== Required work ==
Find every line in the records below that holds the word "Machu", and copy it out.

--- Start of Data supplied ---

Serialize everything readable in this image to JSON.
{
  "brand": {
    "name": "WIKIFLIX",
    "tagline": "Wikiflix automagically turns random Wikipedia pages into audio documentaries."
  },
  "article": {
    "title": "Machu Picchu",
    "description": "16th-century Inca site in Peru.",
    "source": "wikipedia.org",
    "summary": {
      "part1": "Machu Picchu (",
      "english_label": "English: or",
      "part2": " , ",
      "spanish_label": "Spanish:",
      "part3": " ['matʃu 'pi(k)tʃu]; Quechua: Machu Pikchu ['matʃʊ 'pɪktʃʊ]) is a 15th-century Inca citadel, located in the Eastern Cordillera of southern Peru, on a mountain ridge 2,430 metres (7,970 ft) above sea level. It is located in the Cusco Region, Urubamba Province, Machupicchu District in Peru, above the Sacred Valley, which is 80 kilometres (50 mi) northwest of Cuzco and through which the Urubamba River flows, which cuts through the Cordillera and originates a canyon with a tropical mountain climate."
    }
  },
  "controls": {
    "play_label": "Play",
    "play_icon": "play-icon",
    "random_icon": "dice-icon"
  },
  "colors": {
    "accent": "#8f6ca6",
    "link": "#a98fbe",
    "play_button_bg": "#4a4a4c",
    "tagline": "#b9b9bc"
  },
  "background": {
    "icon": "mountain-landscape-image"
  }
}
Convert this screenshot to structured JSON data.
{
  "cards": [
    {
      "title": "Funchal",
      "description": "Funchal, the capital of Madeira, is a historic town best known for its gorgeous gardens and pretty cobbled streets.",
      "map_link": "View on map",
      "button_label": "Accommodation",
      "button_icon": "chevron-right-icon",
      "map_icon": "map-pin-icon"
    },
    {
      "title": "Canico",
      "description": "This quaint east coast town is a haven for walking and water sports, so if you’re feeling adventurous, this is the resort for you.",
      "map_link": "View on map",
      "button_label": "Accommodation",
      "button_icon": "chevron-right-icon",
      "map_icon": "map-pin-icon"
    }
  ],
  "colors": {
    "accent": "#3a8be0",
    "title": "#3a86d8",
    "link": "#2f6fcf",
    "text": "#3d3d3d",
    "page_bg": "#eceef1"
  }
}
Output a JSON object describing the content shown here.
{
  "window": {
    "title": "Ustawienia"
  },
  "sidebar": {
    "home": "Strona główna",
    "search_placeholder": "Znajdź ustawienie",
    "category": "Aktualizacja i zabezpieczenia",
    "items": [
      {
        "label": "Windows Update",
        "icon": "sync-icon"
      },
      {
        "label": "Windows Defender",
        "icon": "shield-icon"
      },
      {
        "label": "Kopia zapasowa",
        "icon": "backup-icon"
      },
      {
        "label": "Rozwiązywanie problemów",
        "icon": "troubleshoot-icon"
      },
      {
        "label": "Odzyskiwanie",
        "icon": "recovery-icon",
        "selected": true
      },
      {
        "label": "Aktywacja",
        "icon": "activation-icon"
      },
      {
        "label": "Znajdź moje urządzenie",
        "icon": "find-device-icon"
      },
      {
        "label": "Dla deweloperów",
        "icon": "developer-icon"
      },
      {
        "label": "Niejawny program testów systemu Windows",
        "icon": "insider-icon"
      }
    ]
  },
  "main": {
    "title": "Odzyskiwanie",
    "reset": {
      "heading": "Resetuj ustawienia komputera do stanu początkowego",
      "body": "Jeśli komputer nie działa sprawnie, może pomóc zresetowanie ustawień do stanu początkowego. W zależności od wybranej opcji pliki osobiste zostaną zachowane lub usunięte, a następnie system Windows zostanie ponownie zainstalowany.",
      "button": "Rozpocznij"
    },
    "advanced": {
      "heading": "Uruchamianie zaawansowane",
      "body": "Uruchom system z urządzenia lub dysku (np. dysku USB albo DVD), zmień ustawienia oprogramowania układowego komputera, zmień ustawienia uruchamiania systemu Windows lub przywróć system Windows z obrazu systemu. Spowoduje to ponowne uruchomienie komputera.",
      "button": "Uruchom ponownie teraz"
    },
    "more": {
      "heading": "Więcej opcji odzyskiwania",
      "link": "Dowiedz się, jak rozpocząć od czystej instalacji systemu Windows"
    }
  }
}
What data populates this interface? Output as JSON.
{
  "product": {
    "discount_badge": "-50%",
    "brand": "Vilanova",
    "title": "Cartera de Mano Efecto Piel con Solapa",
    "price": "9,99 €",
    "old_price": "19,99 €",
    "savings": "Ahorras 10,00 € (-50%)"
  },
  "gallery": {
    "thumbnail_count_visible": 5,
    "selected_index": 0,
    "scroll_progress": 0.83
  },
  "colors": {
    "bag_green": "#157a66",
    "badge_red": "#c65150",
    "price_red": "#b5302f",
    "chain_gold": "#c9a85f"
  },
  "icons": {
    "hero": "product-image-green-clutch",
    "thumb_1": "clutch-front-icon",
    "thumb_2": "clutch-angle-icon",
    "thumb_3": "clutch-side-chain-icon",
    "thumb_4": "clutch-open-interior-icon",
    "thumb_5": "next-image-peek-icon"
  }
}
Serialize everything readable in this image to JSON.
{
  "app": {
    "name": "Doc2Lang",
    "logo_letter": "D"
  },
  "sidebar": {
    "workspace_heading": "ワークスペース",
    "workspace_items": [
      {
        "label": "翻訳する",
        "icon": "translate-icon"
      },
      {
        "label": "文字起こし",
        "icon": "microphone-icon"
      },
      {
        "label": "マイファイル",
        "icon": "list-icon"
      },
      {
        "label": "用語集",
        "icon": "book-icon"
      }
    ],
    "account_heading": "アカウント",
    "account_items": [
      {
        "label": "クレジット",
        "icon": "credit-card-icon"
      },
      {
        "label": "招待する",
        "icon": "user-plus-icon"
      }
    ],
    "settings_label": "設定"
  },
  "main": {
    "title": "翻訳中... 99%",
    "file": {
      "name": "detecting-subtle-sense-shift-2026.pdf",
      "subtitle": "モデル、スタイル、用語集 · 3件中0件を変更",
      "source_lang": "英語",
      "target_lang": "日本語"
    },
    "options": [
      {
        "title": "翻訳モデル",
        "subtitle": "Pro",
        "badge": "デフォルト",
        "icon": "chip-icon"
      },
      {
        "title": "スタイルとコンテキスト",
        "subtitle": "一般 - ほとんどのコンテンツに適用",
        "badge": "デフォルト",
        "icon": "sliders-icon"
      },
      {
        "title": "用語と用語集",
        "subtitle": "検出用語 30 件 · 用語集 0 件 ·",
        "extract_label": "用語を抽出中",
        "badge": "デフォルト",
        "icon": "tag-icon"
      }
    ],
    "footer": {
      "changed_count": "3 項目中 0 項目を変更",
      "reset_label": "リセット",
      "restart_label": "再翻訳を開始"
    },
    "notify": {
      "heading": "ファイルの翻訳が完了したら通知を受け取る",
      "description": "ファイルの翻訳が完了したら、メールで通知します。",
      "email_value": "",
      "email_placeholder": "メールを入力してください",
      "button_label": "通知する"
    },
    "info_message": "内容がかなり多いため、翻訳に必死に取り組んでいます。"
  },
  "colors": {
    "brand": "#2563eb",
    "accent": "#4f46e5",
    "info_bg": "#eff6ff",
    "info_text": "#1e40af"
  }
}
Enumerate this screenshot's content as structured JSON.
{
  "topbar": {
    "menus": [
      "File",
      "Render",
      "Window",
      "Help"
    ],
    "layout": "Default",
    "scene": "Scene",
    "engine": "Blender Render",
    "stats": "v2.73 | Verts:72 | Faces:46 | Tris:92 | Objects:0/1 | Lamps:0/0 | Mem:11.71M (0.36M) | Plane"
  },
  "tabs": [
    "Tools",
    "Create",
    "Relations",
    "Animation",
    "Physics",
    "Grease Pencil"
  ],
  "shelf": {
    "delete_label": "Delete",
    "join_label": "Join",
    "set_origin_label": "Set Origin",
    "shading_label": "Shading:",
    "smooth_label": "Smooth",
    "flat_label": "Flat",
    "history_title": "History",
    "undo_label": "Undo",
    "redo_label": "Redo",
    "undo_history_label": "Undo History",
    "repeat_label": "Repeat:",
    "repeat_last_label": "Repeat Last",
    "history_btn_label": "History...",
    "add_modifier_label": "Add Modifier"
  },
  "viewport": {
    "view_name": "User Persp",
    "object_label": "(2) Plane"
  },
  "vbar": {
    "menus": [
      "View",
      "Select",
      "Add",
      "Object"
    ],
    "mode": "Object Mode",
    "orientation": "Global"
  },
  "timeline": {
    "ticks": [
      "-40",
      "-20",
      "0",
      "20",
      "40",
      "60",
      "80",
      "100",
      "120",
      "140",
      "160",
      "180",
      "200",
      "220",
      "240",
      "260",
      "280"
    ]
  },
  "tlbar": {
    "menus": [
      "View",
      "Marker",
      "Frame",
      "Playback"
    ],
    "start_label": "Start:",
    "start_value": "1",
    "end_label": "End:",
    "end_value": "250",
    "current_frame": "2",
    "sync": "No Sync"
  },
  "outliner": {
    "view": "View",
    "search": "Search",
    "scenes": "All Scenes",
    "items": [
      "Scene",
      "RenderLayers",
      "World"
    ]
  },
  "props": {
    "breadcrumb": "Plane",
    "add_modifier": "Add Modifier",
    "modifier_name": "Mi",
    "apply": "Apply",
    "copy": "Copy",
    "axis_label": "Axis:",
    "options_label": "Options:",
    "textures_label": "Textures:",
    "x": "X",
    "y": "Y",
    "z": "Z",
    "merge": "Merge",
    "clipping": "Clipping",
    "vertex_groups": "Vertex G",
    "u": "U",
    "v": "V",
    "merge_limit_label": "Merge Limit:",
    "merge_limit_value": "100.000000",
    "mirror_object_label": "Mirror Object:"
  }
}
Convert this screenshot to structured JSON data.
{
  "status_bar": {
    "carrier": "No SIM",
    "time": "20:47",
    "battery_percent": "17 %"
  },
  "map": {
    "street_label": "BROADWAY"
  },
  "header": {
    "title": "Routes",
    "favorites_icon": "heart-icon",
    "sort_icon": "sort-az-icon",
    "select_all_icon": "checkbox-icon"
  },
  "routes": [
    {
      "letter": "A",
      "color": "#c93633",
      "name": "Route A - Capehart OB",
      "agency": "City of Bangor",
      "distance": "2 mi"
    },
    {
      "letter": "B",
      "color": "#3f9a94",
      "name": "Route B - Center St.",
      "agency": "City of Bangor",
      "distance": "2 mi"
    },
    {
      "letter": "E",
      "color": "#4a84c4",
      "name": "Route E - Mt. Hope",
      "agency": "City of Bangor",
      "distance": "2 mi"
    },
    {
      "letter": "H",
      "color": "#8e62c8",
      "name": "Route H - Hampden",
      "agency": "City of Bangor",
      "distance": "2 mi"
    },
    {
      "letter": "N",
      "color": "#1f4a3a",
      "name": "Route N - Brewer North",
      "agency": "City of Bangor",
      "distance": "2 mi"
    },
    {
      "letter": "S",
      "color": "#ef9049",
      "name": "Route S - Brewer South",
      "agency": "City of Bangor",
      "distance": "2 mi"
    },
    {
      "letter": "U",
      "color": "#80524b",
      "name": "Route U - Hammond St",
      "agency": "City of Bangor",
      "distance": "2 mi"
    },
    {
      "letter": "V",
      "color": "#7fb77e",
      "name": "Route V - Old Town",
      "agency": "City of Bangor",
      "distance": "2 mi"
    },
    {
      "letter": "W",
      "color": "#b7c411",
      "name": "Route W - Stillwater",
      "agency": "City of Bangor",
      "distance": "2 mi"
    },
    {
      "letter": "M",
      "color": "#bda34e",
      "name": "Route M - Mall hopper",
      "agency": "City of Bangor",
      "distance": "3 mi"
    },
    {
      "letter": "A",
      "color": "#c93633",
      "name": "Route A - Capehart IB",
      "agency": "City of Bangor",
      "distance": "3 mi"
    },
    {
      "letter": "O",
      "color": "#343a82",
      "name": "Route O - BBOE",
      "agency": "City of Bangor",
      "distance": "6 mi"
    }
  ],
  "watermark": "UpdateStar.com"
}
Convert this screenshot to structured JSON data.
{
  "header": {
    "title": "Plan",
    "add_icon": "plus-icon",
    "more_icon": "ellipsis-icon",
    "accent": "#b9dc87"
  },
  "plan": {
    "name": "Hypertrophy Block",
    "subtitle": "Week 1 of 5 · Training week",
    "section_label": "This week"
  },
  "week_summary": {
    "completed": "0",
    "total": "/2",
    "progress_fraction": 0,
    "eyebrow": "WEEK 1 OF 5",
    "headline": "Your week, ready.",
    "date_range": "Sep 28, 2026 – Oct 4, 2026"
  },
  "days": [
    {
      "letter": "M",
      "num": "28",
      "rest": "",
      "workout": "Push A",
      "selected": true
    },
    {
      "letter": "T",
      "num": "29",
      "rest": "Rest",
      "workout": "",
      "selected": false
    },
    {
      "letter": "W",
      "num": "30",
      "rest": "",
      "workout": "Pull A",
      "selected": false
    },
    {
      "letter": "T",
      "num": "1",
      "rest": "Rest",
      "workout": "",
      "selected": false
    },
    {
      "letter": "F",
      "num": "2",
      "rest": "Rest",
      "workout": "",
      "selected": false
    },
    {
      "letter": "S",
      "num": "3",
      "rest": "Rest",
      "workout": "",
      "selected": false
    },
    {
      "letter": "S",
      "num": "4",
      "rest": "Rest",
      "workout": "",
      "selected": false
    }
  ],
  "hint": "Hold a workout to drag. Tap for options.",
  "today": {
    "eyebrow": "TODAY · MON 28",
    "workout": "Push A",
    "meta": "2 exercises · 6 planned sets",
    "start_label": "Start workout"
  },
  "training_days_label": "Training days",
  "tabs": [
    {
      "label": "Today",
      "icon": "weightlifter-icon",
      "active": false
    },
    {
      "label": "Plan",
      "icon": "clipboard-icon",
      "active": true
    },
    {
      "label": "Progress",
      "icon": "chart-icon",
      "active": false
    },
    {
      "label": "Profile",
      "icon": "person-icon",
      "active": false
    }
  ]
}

--- End of Data supplied ---

== Correct response ==
    "title": "Machu Picchu",
      "part1": "Machu Picchu (",
      "part3": " ['matʃu 'pi(k)tʃu]; Quechua: Machu Pikchu ['matʃʊ 'pɪktʃʊ]) is a 15th-century Inca citadel, located in the Eastern Cordillera of southern Peru, on a mountain ridge 2,430 metres (7,970 ft) above sea level. It is located in the Cusco Region, Urubamba Province, Machupicchu District in Peru, above the Sacred Valley, which is 80 kilometres (50 mi) northwest of Cuzco and through which the Urubamba River flows, which cuts through the Cordillera and originates a canyon with a tropical mountain climate."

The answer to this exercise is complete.